Stored records:
###
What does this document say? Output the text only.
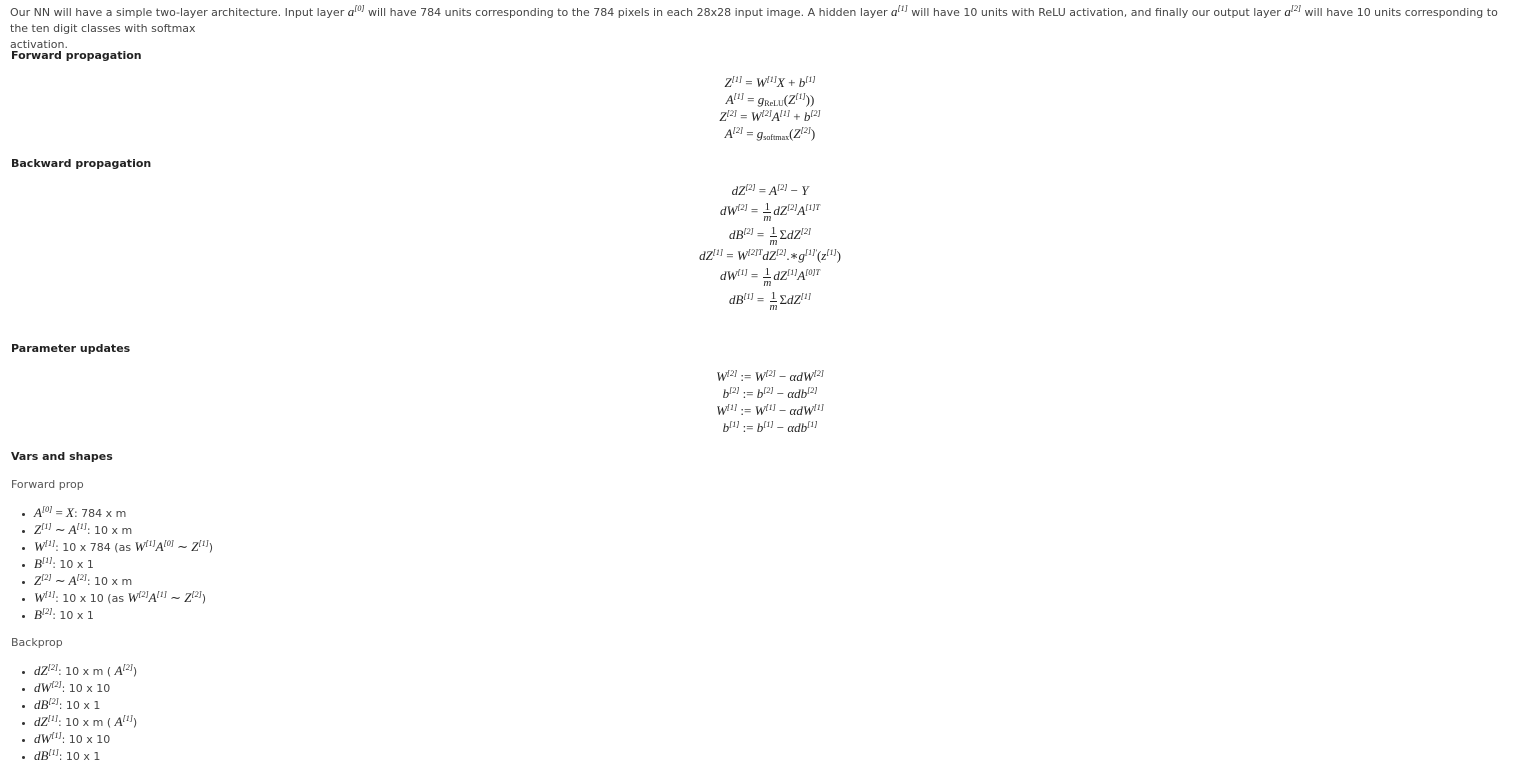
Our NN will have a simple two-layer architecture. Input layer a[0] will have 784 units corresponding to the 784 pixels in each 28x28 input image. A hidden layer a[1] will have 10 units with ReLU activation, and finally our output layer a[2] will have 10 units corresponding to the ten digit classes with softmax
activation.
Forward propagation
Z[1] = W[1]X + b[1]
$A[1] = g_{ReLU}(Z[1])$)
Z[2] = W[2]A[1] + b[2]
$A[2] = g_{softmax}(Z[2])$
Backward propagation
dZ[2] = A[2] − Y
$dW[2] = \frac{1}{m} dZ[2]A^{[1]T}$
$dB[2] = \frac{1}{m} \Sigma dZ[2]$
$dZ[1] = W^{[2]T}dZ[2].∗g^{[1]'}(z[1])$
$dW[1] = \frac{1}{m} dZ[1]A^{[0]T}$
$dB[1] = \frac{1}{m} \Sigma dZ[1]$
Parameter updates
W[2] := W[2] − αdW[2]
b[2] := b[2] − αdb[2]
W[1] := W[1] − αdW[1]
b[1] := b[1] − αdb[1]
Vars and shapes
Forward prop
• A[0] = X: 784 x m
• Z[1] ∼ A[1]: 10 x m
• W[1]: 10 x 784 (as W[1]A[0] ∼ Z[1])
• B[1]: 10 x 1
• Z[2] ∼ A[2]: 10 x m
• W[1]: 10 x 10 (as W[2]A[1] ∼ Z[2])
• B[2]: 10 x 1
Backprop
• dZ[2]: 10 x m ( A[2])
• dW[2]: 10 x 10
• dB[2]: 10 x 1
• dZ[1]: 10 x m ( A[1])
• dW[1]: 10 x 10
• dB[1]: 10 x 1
###
Work required:
State how many lines hold the word "ReLU". The number is the whole answer.

Answer:
2